REQUIRED TASK: Copy the data beginning at the line that has "column-header[interactable]: Node Address" and stopping after the line that has "sidebar-link-node-labels[interactable]: Node Labels", substituting "Cabinet" for "Rack" and leaving everything else unchanged.

THE INPUT:
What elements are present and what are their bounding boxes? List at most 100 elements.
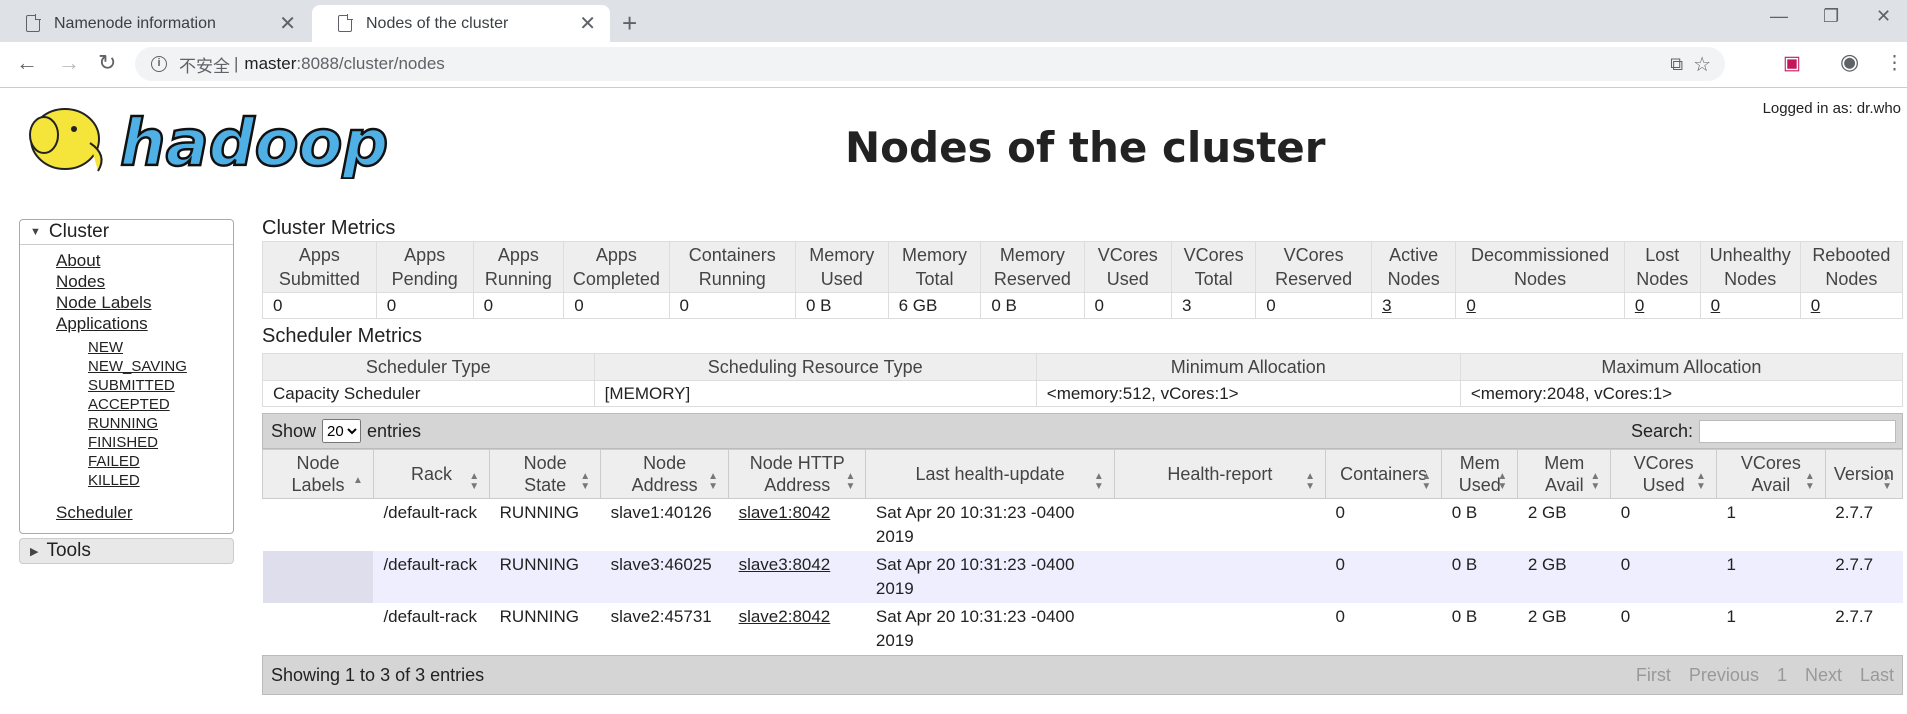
column-header[interactable]: Node Address ▲ ▼ <box>600 449 730 499</box>
metric-value: 0 <box>472 292 565 319</box>
forward-icon[interactable]: → <box>58 50 80 76</box>
sort-icon[interactable]: ▲ ▼ <box>1882 472 1892 492</box>
pager-first[interactable]: First <box>1636 665 1671 686</box>
info-icon[interactable]: i <box>151 56 167 72</box>
collapsed-triangle-icon: ▶ <box>30 545 39 558</box>
column-header[interactable]: Rack ▲ ▼ <box>372 449 491 499</box>
column-header[interactable]: Node Labels ▲ <box>262 449 374 499</box>
reload-icon[interactable]: ↻ <box>98 50 116 76</box>
minimize-icon[interactable]: — <box>1770 6 1788 27</box>
sidebar-link-node-labels[interactable]: Node Labels <box>56 292 233 313</box>
column-header[interactable]: Node State ▲ ▼ <box>489 449 602 499</box>
sort-icon[interactable]: ▲ ▼ <box>1590 472 1600 492</box>
extension-icon[interactable]: ▣ <box>1783 52 1801 75</box>
cell-text: Sat Apr 20 10:31:23 -0400 2019 <box>875 555 1075 598</box>
cell-text: 0 B <box>1451 503 1478 522</box>
metric-value: 0 <box>668 292 796 319</box>
app-state-submitted[interactable]: SUBMITTED <box>88 376 233 395</box>
app-state-failed[interactable]: FAILED <box>88 452 233 471</box>
metric-value-link[interactable]: 0 <box>1711 296 1720 315</box>
sidebar-link-nodes[interactable]: Nodes <box>56 271 233 292</box>
column-header[interactable]: Node HTTP Address ▲ ▼ <box>728 449 867 499</box>
search-input[interactable] <box>1699 419 1896 443</box>
cell-vc-used: 0 <box>1610 603 1717 655</box>
scheduler-value: <memory:512, vCores:1> <box>1035 380 1461 407</box>
sidebar-link-applications[interactable]: Applications <box>56 313 233 334</box>
column-header[interactable]: Mem Avail ▲ ▼ <box>1517 449 1612 499</box>
sort-icon[interactable]: ▲ ▼ <box>1305 472 1315 492</box>
cell-state: RUNNING <box>489 498 601 551</box>
sidebar-link-scheduler[interactable]: Scheduler <box>56 502 233 523</box>
account-icon[interactable]: ◉ <box>1840 49 1859 75</box>
new-tab-button[interactable]: + <box>622 8 637 39</box>
metric-header-line2: Nodes <box>1387 269 1440 289</box>
metric-header-line1: Containers <box>688 245 776 265</box>
sort-icon[interactable]: ▲ ▼ <box>469 472 479 492</box>
pager-1[interactable]: 1 <box>1777 665 1787 686</box>
sort-icon[interactable]: ▲ ▼ <box>708 472 718 492</box>
app-state-finished[interactable]: FINISHED <box>88 433 233 452</box>
metric-value-link[interactable]: 0 <box>1466 296 1475 315</box>
sort-icon[interactable]: ▲ ▼ <box>1094 472 1104 492</box>
metric-value-link[interactable]: 3 <box>1382 296 1391 315</box>
app-state-killed[interactable]: KILLED <box>88 471 233 490</box>
column-header-line1: VCores <box>1740 453 1801 473</box>
sort-icon[interactable]: ▲ ▼ <box>1421 472 1431 492</box>
sort-icon[interactable]: ▲ <box>353 476 363 486</box>
node-http-link[interactable]: slave3:8042 <box>739 555 831 574</box>
pager-previous[interactable]: Previous <box>1689 665 1759 686</box>
url-bar[interactable]: i 不安全 | master :8088/cluster/nodes ⧉ ☆ <box>135 47 1725 81</box>
cell-mem-used: 0 B <box>1441 551 1518 603</box>
bookmark-star-icon[interactable]: ☆ <box>1693 52 1711 77</box>
metric-value-link[interactable]: 0 <box>1811 296 1820 315</box>
sort-icon[interactable]: ▲ ▼ <box>1805 472 1815 492</box>
metric-value-link[interactable]: 0 <box>1635 296 1644 315</box>
node-http-link[interactable]: slave2:8042 <box>739 607 831 626</box>
metric-header-line1: VCores <box>1097 245 1158 265</box>
column-header[interactable]: Version ▲ ▼ <box>1824 449 1904 499</box>
sort-icon[interactable]: ▲ ▼ <box>1497 472 1507 492</box>
app-state-list: NEW NEW_SAVING SUBMITTED ACCEPTED RUNNIN… <box>56 338 233 490</box>
tab-namenode-information[interactable]: Namenode information ✕ <box>0 5 310 42</box>
column-header-line2: Avail <box>1751 475 1791 495</box>
sort-icon[interactable]: ▲ ▼ <box>1696 472 1706 492</box>
cell-text: 0 <box>1620 503 1631 522</box>
column-header[interactable]: VCores Used ▲ ▼ <box>1610 449 1717 499</box>
sort-icon[interactable]: ▲ ▼ <box>846 472 856 492</box>
back-icon[interactable]: ← <box>16 50 38 76</box>
sidebar-link-about[interactable]: About <box>56 250 233 271</box>
column-header[interactable]: Containers ▲ ▼ <box>1325 449 1443 499</box>
app-state-running[interactable]: RUNNING <box>88 414 233 433</box>
app-state-new-saving[interactable]: NEW_SAVING <box>88 357 233 376</box>
tools-panel-header[interactable]: ▶ Tools <box>19 538 234 564</box>
sort-icon[interactable]: ▲ ▼ <box>580 472 590 492</box>
nodes-table-toolbar: Show 20 entries Search: <box>262 413 1903 449</box>
app-state-accepted[interactable]: ACCEPTED <box>88 395 233 414</box>
metric-header-line2: Nodes <box>1514 269 1567 289</box>
cell-rack: /default-rack <box>373 498 490 551</box>
close-tab-icon[interactable]: ✕ <box>279 11 296 36</box>
close-tab-icon[interactable]: ✕ <box>579 11 596 36</box>
restore-icon[interactable]: ❐ <box>1823 6 1839 27</box>
cell-containers: 0 <box>1325 498 1442 551</box>
table-row: /default-rack RUNNING slave2:45731 slave2:8… <box>262 603 1903 655</box>
nodes-table-footer: Showing 1 to 3 of 3 entries First Previou… <box>262 655 1903 695</box>
translate-icon[interactable]: ⧉ <box>1670 54 1683 75</box>
cluster-panel-header[interactable]: ▼ Cluster <box>20 220 233 245</box>
column-header[interactable]: VCores Avail ▲ ▼ <box>1715 449 1826 499</box>
app-state-new[interactable]: NEW <box>88 338 233 357</box>
tab-nodes-of-the-cluster[interactable]: Nodes of the cluster ✕ <box>312 5 610 42</box>
cell-health-report <box>1114 498 1326 551</box>
close-window-icon[interactable]: ✕ <box>1876 6 1891 27</box>
entries-select[interactable]: 20 <box>322 419 362 443</box>
tab-label: Namenode information <box>54 14 216 32</box>
pager-next[interactable]: Next <box>1805 665 1842 686</box>
node-http-link[interactable]: slave1:8042 <box>739 503 831 522</box>
column-header[interactable]: Last health-update ▲ ▼ <box>865 449 1115 499</box>
pager-last[interactable]: Last <box>1860 665 1894 686</box>
column-header[interactable]: Mem Used ▲ ▼ <box>1441 449 1519 499</box>
column-header[interactable]: Health-report ▲ ▼ <box>1113 449 1327 499</box>
cell-text: /default-rack <box>383 503 477 522</box>
cell-state: RUNNING <box>489 603 601 655</box>
menu-icon[interactable]: ⋮ <box>1885 52 1904 75</box>
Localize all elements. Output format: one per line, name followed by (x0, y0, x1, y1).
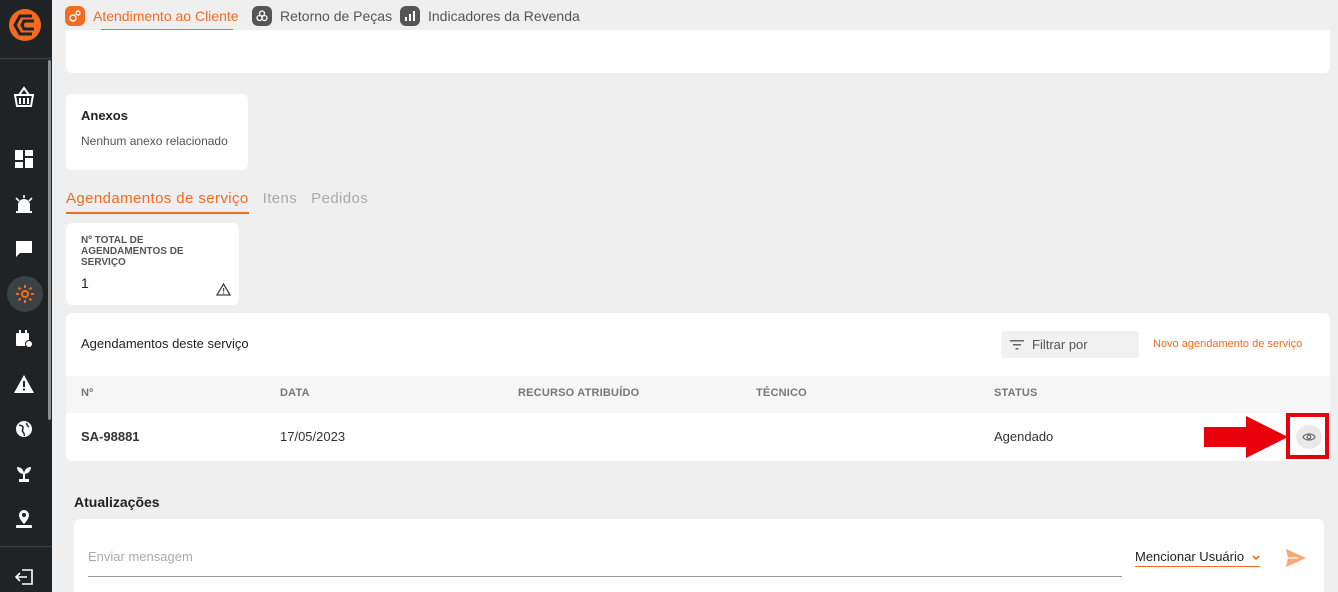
subtab-agendamentos[interactable]: Agendamentos de serviço (66, 190, 249, 214)
dashboard-icon[interactable] (11, 146, 37, 172)
calendar-icon[interactable] (11, 326, 37, 352)
parts-icon (252, 5, 272, 26)
mention-user-select[interactable]: Mencionar Usuário (1135, 549, 1260, 567)
row-status: Agendado (994, 429, 1054, 444)
kpi-value: 1 (81, 275, 89, 291)
basket-icon[interactable] (11, 84, 37, 110)
subtab-pedidos[interactable]: Pedidos (311, 190, 368, 214)
logout-icon[interactable] (11, 564, 37, 590)
red-arrow-annotation (1204, 416, 1288, 463)
column-header-technician[interactable]: TÉCNICO (756, 387, 807, 399)
tab-label: Retorno de Peças (280, 7, 393, 24)
customer-service-icon (65, 5, 85, 26)
red-highlight-box (1286, 413, 1329, 459)
filter-input[interactable]: Filtrar por (1001, 331, 1139, 358)
column-header-resource[interactable]: RECURSO ATRIBUÍDO (518, 387, 639, 399)
mention-label: Mencionar Usuário (1135, 549, 1245, 564)
sidebar-divider (0, 546, 52, 547)
subtab-itens[interactable]: Itens (263, 190, 298, 214)
schedules-card: Agendamentos deste serviço Filtrar por N… (66, 313, 1330, 461)
table-header (66, 376, 1330, 413)
gear-icon[interactable] (7, 276, 43, 312)
filter-icon (1010, 339, 1024, 350)
sidebar (0, 0, 52, 592)
warning-icon[interactable] (11, 371, 37, 397)
row-date: 17/05/2023 (280, 429, 346, 444)
filter-placeholder: Filtrar por (1032, 337, 1088, 352)
subtab-bar: Agendamentos de serviço Itens Pedidos (66, 190, 368, 214)
new-schedule-link[interactable]: Novo agendamento de serviço (1153, 338, 1302, 350)
top-tab-bar: Atendimento ao Cliente Retorno de Peças … (52, 0, 1338, 31)
message-placeholder: Enviar mensagem (88, 549, 193, 564)
column-header-number[interactable]: Nº (81, 387, 93, 399)
updates-card: Enviar mensagem Mencionar Usuário (74, 519, 1324, 592)
tab-label: Atendimento ao Cliente (93, 7, 239, 24)
details-card (66, 30, 1330, 73)
attachments-empty-text: Nenhum anexo relacionado (81, 134, 228, 148)
globe-icon[interactable] (11, 416, 37, 442)
location-person-icon[interactable] (11, 506, 37, 532)
schedules-title: Agendamentos deste serviço (81, 336, 249, 351)
attachments-card: Anexos Nenhum anexo relacionado (66, 94, 248, 170)
column-header-status[interactable]: STATUS (994, 387, 1038, 399)
column-header-date[interactable]: DATA (280, 387, 310, 399)
alarm-icon[interactable] (11, 191, 37, 217)
kpi-label: Nº TOTAL DE AGENDAMENTOS DE SERVIÇO (81, 235, 184, 268)
sidebar-scrollbar[interactable] (48, 60, 51, 420)
message-input[interactable]: Enviar mensagem (88, 539, 1122, 577)
chevron-down-icon (1252, 554, 1260, 561)
attachments-title: Anexos (81, 108, 128, 123)
tab-indicadores-da-revenda[interactable]: Indicadores da Revenda (400, 0, 580, 31)
plant-icon[interactable] (11, 461, 37, 487)
kpi-card: Nº TOTAL DE AGENDAMENTOS DE SERVIÇO 1 (66, 223, 239, 305)
warning-outline-icon (215, 282, 232, 301)
tab-retorno-de-pecas[interactable]: Retorno de Peças (252, 0, 392, 31)
brand-logo[interactable] (6, 6, 44, 44)
sidebar-divider (0, 58, 52, 59)
bar-chart-icon (400, 5, 420, 26)
tab-atendimento-ao-cliente[interactable]: Atendimento ao Cliente (65, 0, 239, 31)
send-icon[interactable] (1285, 548, 1307, 573)
chat-icon[interactable] (11, 236, 37, 262)
row-number[interactable]: SA-98881 (81, 429, 140, 444)
tab-label: Indicadores da Revenda (428, 7, 580, 24)
updates-title: Atualizações (74, 494, 160, 510)
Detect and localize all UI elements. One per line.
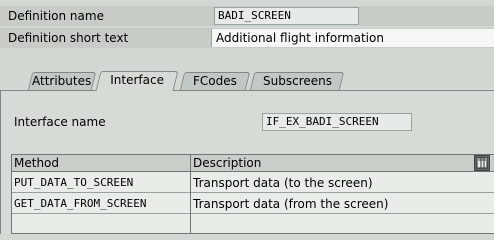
definition-name-field[interactable]: BADI_SCREEN [214,7,359,25]
table-settings-icon-glyph [476,157,488,169]
tab-attributes[interactable]: Attributes [27,72,97,90]
column-header-method[interactable]: Method [12,155,190,172]
method-cell: PUT_DATA_TO_SCREEN [14,176,134,189]
tab-fcodes[interactable]: FCodes [179,72,251,90]
tab-subscreens[interactable]: Subscreens [249,72,345,90]
table-row-empty [12,214,494,234]
tab-interface[interactable]: Interface [95,71,179,91]
interface-name-field[interactable]: IF_EX_BADI_SCREEN [262,113,412,131]
description-cell: Transport data (to the screen) [193,176,373,190]
table-settings-icon[interactable] [474,155,490,171]
column-header-description[interactable]: Description [191,155,471,172]
tab-interface-label: Interface [110,73,165,87]
tab-fcodes-label: FCodes [193,74,237,88]
definition-short-text-label: Definition short text [8,31,129,45]
tab-attributes-label: Attributes [32,74,92,88]
tab-subscreens-label: Subscreens [262,74,332,88]
definition-name-label: Definition name [8,9,104,23]
interface-name-label: Interface name [14,115,106,129]
definition-short-text-field[interactable]: Additional flight information [211,29,494,47]
description-cell: Transport data (from the screen) [193,197,389,211]
method-cell: GET_DATA_FROM_SCREEN [14,197,147,210]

SOLUTION:
column-header[interactable]: Node Address ▲ ▼ <box>600 449 730 499</box>
metric-value: 0 <box>472 292 565 319</box>
forward-icon[interactable]: → <box>58 50 80 76</box>
sort-icon[interactable]: ▲ ▼ <box>1882 472 1892 492</box>
pager-first[interactable]: First <box>1636 665 1671 686</box>
info-icon[interactable]: i <box>151 56 167 72</box>
collapsed-triangle-icon: ▶ <box>30 545 39 558</box>
column-header[interactable]: Cabinet ▲ ▼ <box>372 449 491 499</box>
column-header[interactable]: Node Labels ▲ <box>262 449 374 499</box>
reload-icon[interactable]: ↻ <box>98 50 116 76</box>
minimize-icon[interactable]: — <box>1770 6 1788 27</box>
sidebar-link-node-labels[interactable]: Node Labels <box>56 292 233 313</box>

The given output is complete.